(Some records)
'''

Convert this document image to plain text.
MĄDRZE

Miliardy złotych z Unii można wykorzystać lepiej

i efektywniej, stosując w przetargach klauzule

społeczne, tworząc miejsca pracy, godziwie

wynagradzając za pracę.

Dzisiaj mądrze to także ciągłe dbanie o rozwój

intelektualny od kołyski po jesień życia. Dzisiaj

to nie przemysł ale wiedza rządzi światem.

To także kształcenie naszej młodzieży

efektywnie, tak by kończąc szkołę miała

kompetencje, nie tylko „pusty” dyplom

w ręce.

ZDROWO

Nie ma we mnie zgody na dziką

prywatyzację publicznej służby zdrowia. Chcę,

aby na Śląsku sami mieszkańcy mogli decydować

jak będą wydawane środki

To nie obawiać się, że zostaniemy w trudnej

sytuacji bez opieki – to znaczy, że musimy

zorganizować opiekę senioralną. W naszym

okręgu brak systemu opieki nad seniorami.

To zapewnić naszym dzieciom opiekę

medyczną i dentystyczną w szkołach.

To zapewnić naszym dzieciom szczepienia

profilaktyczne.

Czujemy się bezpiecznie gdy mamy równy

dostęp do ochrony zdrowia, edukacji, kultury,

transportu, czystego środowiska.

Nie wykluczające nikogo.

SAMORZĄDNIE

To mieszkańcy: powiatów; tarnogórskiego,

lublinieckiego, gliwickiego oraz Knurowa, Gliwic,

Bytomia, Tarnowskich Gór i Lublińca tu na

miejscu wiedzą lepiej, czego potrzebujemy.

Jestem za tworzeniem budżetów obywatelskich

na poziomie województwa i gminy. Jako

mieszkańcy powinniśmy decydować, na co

'''

# Goal:
Word for word, extract all the records.

# Solution to the exercise:
Convert this document image to plain text.
MĄDRZE

Miliardy złotych z Unii można wykorzystać lepiej

i efektywniej, stosując w przetargach klauzule

społeczne, tworząc miejsca pracy, godziwie

wynagradzając za pracę.

Dzisiaj mądrze to także ciągłe dbanie o rozwój

intelektualny od kołyski po jesień życia. Dzisiaj

to nie przemysł ale wiedza rządzi światem.

To także kształcenie naszej młodzieży

efektywnie, tak by kończąc szkołę miała

kompetencje, nie tylko „pusty” dyplom

w ręce.

ZDROWO

Nie ma we mnie zgody na dziką

prywatyzację publicznej służby zdrowia. Chcę,

aby na Śląsku sami mieszkańcy mogli decydować

jak będą wydawane środki

To nie obawiać się, że zostaniemy w trudnej

sytuacji bez opieki – to znaczy, że musimy

zorganizować opiekę senioralną. W naszym

okręgu brak systemu opieki nad seniorami.

To zapewnić naszym dzieciom opiekę

medyczną i dentystyczną w szkołach.

To zapewnić naszym dzieciom szczepienia

profilaktyczne.

Czujemy się bezpiecznie gdy mamy równy

dostęp do ochrony zdrowia, edukacji, kultury,

transportu, czystego środowiska.

Nie wykluczające nikogo.

SAMORZĄDNIE

To mieszkańcy: powiatów; tarnogórskiego,

lublinieckiego, gliwickiego oraz Knurowa, Gliwic,

Bytomia, Tarnowskich Gór i Lublińca tu na

miejscu wiedzą lepiej, czego potrzebujemy.

Jestem za tworzeniem budżetów obywatelskich

na poziomie województwa i gminy. Jako

mieszkańcy powinniśmy decydować, na co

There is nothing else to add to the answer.